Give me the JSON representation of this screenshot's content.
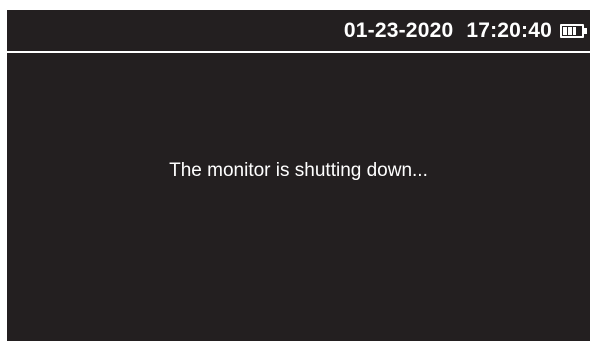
{
  "status_bar": {
    "date": "01-23-2020",
    "time": "17:20:40",
    "battery_icon": "battery-icon",
    "battery_level": 0.75
  },
  "message": "The monitor is shutting down...",
  "colors": {
    "screen_background": "#231f20",
    "foreground": "#ffffff"
  }
}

########################################

Give the entries again without a single change, but with no pictures.

Give me the JSON representation of this screenshot's content.
{
  "status_bar": {
    "date": "01-23-2020",
    "time": "17:20:40",
    "battery_icon": "battery-icon",
    "battery_level": 0.75
  },
  "message": "The monitor is shutting down...",
  "colors": {
    "screen_background": "#231f20",
    "foreground": "#ffffff"
  }
}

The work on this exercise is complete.